(Task to complete) List each line of the data that holds the string "Pablo", please.

## start Available data

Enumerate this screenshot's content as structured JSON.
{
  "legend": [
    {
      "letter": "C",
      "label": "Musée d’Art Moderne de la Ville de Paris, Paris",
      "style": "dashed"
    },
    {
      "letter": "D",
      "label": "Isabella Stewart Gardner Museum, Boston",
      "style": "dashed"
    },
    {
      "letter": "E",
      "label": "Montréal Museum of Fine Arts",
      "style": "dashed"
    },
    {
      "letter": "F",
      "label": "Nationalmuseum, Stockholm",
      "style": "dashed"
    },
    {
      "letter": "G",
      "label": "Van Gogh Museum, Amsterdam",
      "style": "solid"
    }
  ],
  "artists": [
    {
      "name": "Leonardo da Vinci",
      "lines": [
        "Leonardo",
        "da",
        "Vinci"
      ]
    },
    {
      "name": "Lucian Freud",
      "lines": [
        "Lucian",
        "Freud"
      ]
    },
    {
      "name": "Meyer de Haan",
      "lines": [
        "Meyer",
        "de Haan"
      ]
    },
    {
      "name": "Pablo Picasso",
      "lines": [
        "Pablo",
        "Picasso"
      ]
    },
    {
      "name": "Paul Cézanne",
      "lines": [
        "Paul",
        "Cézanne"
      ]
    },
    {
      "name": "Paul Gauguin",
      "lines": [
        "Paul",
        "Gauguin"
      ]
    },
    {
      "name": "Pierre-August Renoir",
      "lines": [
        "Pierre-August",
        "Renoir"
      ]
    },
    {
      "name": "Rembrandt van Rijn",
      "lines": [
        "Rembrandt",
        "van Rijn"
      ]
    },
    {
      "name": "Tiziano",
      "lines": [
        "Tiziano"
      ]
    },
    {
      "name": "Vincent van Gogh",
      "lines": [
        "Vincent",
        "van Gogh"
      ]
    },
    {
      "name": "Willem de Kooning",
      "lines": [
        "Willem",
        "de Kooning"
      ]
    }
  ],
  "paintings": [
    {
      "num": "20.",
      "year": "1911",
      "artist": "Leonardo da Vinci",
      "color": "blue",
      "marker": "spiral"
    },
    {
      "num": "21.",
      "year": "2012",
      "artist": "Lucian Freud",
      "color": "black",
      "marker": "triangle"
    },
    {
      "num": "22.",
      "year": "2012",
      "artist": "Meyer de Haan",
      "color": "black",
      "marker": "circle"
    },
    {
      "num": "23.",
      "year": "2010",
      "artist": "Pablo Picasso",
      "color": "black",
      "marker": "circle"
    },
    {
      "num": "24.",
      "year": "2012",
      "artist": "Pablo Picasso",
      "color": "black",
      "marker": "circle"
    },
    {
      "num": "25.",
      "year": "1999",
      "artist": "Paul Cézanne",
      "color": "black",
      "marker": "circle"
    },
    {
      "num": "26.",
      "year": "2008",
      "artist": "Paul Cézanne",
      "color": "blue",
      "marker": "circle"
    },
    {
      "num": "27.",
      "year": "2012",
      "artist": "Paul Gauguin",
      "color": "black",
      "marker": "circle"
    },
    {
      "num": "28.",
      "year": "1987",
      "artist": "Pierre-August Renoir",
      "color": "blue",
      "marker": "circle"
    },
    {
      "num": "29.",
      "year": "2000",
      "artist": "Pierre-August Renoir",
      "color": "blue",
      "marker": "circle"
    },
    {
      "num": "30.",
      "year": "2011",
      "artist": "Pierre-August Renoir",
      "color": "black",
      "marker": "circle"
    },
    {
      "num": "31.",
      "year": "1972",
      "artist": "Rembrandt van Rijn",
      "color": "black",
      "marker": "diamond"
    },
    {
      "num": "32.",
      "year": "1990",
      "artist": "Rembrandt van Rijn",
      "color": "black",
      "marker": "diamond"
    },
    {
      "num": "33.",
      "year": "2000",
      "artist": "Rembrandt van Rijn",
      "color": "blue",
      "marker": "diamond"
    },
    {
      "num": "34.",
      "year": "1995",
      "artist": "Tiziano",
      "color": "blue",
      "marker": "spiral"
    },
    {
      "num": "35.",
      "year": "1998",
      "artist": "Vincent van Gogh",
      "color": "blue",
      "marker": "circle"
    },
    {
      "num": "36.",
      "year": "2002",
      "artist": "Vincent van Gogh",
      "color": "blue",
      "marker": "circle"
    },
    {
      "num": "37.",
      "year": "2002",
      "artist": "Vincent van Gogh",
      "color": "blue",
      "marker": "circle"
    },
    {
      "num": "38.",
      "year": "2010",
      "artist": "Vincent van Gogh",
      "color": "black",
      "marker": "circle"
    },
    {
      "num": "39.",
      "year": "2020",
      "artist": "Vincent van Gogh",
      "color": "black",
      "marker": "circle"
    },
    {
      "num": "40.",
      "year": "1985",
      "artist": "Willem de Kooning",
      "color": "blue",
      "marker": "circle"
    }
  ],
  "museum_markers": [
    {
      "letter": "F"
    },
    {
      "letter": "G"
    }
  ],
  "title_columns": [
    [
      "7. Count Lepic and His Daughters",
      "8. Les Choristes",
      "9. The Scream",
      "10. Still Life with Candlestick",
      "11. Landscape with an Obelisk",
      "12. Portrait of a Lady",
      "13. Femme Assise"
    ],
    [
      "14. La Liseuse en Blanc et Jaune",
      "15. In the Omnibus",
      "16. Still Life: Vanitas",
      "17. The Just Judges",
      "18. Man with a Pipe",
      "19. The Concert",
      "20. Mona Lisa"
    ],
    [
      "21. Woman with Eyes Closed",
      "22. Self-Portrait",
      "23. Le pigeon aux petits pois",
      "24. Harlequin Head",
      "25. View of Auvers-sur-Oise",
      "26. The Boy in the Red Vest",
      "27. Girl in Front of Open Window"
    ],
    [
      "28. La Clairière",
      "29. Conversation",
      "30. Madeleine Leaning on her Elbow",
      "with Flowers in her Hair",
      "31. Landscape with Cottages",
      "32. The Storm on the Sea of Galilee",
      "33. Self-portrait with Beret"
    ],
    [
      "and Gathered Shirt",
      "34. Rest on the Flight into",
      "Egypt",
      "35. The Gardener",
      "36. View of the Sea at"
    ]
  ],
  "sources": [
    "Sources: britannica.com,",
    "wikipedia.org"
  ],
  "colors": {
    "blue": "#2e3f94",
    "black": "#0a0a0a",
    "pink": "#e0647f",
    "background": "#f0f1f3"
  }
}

## end Available data

(Response)
      "name": "Pablo Picasso",
        "Pablo",
      "artist": "Pablo Picasso",
      "artist": "Pablo Picasso",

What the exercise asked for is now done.